**REQUIRED WORK:** Give back the entire listing verbatim.

**TASK DATA:**
■ ■ ■
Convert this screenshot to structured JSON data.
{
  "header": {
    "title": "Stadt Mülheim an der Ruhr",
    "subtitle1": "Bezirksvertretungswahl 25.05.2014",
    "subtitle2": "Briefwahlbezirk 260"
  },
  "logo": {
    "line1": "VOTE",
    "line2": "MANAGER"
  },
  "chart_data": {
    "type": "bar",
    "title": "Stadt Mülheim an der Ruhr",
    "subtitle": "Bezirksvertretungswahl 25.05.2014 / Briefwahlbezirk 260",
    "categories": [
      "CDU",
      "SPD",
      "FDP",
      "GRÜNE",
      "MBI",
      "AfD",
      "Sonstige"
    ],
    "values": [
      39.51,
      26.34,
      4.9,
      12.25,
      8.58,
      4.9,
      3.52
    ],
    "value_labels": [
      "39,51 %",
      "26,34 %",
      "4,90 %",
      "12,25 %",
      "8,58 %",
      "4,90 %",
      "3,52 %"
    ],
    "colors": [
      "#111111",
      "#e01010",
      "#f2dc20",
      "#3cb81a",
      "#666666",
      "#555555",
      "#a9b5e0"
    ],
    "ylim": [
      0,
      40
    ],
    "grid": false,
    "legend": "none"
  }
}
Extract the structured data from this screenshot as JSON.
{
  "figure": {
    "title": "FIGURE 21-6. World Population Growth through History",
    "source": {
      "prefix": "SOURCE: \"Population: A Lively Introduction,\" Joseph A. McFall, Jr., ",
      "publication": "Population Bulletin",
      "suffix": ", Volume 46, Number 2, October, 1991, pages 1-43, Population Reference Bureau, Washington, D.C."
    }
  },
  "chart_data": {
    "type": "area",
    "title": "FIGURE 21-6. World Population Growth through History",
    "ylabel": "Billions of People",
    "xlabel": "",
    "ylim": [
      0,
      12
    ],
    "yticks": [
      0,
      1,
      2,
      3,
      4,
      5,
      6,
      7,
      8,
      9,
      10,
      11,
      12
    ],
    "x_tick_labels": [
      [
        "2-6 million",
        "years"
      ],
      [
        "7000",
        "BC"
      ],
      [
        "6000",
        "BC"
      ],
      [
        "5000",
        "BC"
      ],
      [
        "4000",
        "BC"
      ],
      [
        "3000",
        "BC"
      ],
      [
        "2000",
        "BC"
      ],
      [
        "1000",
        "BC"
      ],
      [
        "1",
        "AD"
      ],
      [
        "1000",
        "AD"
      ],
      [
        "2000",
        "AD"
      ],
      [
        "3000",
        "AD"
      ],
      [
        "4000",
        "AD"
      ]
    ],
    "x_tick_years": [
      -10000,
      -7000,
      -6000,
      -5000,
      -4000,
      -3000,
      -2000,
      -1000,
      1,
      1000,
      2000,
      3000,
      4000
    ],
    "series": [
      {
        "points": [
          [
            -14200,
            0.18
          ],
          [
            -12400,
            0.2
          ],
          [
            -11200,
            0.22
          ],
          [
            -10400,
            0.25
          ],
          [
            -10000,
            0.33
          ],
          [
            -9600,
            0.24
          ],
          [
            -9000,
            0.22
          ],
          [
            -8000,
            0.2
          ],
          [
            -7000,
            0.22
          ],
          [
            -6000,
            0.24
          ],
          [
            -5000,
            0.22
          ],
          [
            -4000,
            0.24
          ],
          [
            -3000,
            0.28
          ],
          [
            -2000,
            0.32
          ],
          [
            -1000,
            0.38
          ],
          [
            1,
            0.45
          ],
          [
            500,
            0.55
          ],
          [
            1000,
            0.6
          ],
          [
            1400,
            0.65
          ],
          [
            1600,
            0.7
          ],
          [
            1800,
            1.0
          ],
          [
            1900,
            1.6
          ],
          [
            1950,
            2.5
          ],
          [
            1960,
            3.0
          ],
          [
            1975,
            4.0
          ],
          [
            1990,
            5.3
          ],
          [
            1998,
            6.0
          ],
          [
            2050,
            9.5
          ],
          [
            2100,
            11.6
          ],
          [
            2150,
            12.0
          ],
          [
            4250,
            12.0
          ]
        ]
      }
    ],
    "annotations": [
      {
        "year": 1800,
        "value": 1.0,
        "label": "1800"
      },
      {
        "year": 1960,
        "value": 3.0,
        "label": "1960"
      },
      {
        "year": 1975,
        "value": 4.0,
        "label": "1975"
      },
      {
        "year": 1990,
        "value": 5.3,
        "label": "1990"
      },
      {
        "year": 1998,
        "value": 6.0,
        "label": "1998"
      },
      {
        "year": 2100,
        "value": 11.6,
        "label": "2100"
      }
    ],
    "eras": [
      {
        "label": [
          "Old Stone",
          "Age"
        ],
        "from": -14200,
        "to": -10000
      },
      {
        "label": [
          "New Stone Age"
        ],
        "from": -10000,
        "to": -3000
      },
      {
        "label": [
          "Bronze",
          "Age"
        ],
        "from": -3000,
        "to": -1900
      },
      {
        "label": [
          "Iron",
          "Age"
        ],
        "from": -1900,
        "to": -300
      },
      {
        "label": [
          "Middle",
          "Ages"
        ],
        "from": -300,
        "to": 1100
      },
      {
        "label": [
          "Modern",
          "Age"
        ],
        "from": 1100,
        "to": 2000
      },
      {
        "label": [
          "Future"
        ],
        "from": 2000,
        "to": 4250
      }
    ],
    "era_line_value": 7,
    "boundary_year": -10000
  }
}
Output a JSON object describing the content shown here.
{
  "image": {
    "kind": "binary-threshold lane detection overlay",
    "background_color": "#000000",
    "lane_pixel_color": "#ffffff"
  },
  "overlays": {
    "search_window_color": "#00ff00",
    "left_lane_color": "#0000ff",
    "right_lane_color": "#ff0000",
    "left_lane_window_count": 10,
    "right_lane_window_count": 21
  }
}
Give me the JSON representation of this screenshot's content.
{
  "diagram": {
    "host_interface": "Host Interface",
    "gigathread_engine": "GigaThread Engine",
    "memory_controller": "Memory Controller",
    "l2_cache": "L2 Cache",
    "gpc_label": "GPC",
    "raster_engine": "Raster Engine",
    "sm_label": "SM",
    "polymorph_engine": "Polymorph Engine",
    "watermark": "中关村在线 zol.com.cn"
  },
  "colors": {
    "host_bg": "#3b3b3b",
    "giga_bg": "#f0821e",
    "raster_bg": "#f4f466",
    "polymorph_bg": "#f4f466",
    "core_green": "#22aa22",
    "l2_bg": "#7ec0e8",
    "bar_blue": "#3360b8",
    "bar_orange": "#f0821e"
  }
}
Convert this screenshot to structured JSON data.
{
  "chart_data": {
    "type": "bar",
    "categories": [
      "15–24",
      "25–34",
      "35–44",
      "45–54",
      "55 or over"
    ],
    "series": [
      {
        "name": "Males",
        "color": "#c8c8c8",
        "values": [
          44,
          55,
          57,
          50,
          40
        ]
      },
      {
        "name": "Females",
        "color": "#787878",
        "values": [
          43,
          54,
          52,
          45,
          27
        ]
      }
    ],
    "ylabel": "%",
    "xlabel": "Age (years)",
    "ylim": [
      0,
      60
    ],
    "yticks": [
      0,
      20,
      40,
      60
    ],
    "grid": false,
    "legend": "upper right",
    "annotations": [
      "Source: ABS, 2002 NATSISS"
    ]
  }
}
■ ■ ■
**COMPLETED EXERCISE:**
Convert this screenshot to structured JSON data.
{
  "header": {
    "title": "Stadt Mülheim an der Ruhr",
    "subtitle1": "Bezirksvertretungswahl 25.05.2014",
    "subtitle2": "Briefwahlbezirk 260"
  },
  "logo": {
    "line1": "VOTE",
    "line2": "MANAGER"
  },
  "chart_data": {
    "type": "bar",
    "title": "Stadt Mülheim an der Ruhr",
    "subtitle": "Bezirksvertretungswahl 25.05.2014 / Briefwahlbezirk 260",
    "categories": [
      "CDU",
      "SPD",
      "FDP",
      "GRÜNE",
      "MBI",
      "AfD",
      "Sonstige"
    ],
    "values": [
      39.51,
      26.34,
      4.9,
      12.25,
      8.58,
      4.9,
      3.52
    ],
    "value_labels": [
      "39,51 %",
      "26,34 %",
      "4,90 %",
      "12,25 %",
      "8,58 %",
      "4,90 %",
      "3,52 %"
    ],
    "colors": [
      "#111111",
      "#e01010",
      "#f2dc20",
      "#3cb81a",
      "#666666",
      "#555555",
      "#a9b5e0"
    ],
    "ylim": [
      0,
      40
    ],
    "grid": false,
    "legend": "none"
  }
}
Extract the structured data from this screenshot as JSON.
{
  "figure": {
    "title": "FIGURE 21-6. World Population Growth through History",
    "source": {
      "prefix": "SOURCE: \"Population: A Lively Introduction,\" Joseph A. McFall, Jr., ",
      "publication": "Population Bulletin",
      "suffix": ", Volume 46, Number 2, October, 1991, pages 1-43, Population Reference Bureau, Washington, D.C."
    }
  },
  "chart_data": {
    "type": "area",
    "title": "FIGURE 21-6. World Population Growth through History",
    "ylabel": "Billions of People",
    "xlabel": "",
    "ylim": [
      0,
      12
    ],
    "yticks": [
      0,
      1,
      2,
      3,
      4,
      5,
      6,
      7,
      8,
      9,
      10,
      11,
      12
    ],
    "x_tick_labels": [
      [
        "2-6 million",
        "years"
      ],
      [
        "7000",
        "BC"
      ],
      [
        "6000",
        "BC"
      ],
      [
        "5000",
        "BC"
      ],
      [
        "4000",
        "BC"
      ],
      [
        "3000",
        "BC"
      ],
      [
        "2000",
        "BC"
      ],
      [
        "1000",
        "BC"
      ],
      [
        "1",
        "AD"
      ],
      [
        "1000",
        "AD"
      ],
      [
        "2000",
        "AD"
      ],
      [
        "3000",
        "AD"
      ],
      [
        "4000",
        "AD"
      ]
    ],
    "x_tick_years": [
      -10000,
      -7000,
      -6000,
      -5000,
      -4000,
      -3000,
      -2000,
      -1000,
      1,
      1000,
      2000,
      3000,
      4000
    ],
    "series": [
      {
        "points": [
          [
            -14200,
            0.18
          ],
          [
            -12400,
            0.2
          ],
          [
            -11200,
            0.22
          ],
          [
            -10400,
            0.25
          ],
          [
            -10000,
            0.33
          ],
          [
            -9600,
            0.24
          ],
          [
            -9000,
            0.22
          ],
          [
            -8000,
            0.2
          ],
          [
            -7000,
            0.22
          ],
          [
            -6000,
            0.24
          ],
          [
            -5000,
            0.22
          ],
          [
            -4000,
            0.24
          ],
          [
            -3000,
            0.28
          ],
          [
            -2000,
            0.32
          ],
          [
            -1000,
            0.38
          ],
          [
            1,
            0.45
          ],
          [
            500,
            0.55
          ],
          [
            1000,
            0.6
          ],
          [
            1400,
            0.65
          ],
          [
            1600,
            0.7
          ],
          [
            1800,
            1.0
          ],
          [
            1900,
            1.6
          ],
          [
            1950,
            2.5
          ],
          [
            1960,
            3.0
          ],
          [
            1975,
            4.0
          ],
          [
            1990,
            5.3
          ],
          [
            1998,
            6.0
          ],
          [
            2050,
            9.5
          ],
          [
            2100,
            11.6
          ],
          [
            2150,
            12.0
          ],
          [
            4250,
            12.0
          ]
        ]
      }
    ],
    "annotations": [
      {
        "year": 1800,
        "value": 1.0,
        "label": "1800"
      },
      {
        "year": 1960,
        "value": 3.0,
        "label": "1960"
      },
      {
        "year": 1975,
        "value": 4.0,
        "label": "1975"
      },
      {
        "year": 1990,
        "value": 5.3,
        "label": "1990"
      },
      {
        "year": 1998,
        "value": 6.0,
        "label": "1998"
      },
      {
        "year": 2100,
        "value": 11.6,
        "label": "2100"
      }
    ],
    "eras": [
      {
        "label": [
          "Old Stone",
          "Age"
        ],
        "from": -14200,
        "to": -10000
      },
      {
        "label": [
          "New Stone Age"
        ],
        "from": -10000,
        "to": -3000
      },
      {
        "label": [
          "Bronze",
          "Age"
        ],
        "from": -3000,
        "to": -1900
      },
      {
        "label": [
          "Iron",
          "Age"
        ],
        "from": -1900,
        "to": -300
      },
      {
        "label": [
          "Middle",
          "Ages"
        ],
        "from": -300,
        "to": 1100
      },
      {
        "label": [
          "Modern",
          "Age"
        ],
        "from": 1100,
        "to": 2000
      },
      {
        "label": [
          "Future"
        ],
        "from": 2000,
        "to": 4250
      }
    ],
    "era_line_value": 7,
    "boundary_year": -10000
  }
}
Output a JSON object describing the content shown here.
{
  "image": {
    "kind": "binary-threshold lane detection overlay",
    "background_color": "#000000",
    "lane_pixel_color": "#ffffff"
  },
  "overlays": {
    "search_window_color": "#00ff00",
    "left_lane_color": "#0000ff",
    "right_lane_color": "#ff0000",
    "left_lane_window_count": 10,
    "right_lane_window_count": 21
  }
}
Give me the JSON representation of this screenshot's content.
{
  "diagram": {
    "host_interface": "Host Interface",
    "gigathread_engine": "GigaThread Engine",
    "memory_controller": "Memory Controller",
    "l2_cache": "L2 Cache",
    "gpc_label": "GPC",
    "raster_engine": "Raster Engine",
    "sm_label": "SM",
    "polymorph_engine": "Polymorph Engine",
    "watermark": "中关村在线 zol.com.cn"
  },
  "colors": {
    "host_bg": "#3b3b3b",
    "giga_bg": "#f0821e",
    "raster_bg": "#f4f466",
    "polymorph_bg": "#f4f466",
    "core_green": "#22aa22",
    "l2_bg": "#7ec0e8",
    "bar_blue": "#3360b8",
    "bar_orange": "#f0821e"
  }
}
Convert this screenshot to structured JSON data.
{
  "chart_data": {
    "type": "bar",
    "categories": [
      "15–24",
      "25–34",
      "35–44",
      "45–54",
      "55 or over"
    ],
    "series": [
      {
        "name": "Males",
        "color": "#c8c8c8",
        "values": [
          44,
          55,
          57,
          50,
          40
        ]
      },
      {
        "name": "Females",
        "color": "#787878",
        "values": [
          43,
          54,
          52,
          45,
          27
        ]
      }
    ],
    "ylabel": "%",
    "xlabel": "Age (years)",
    "ylim": [
      0,
      60
    ],
    "yticks": [
      0,
      20,
      40,
      60
    ],
    "grid": false,
    "legend": "upper right",
    "annotations": [
      "Source: ABS, 2002 NATSISS"
    ]
  }
}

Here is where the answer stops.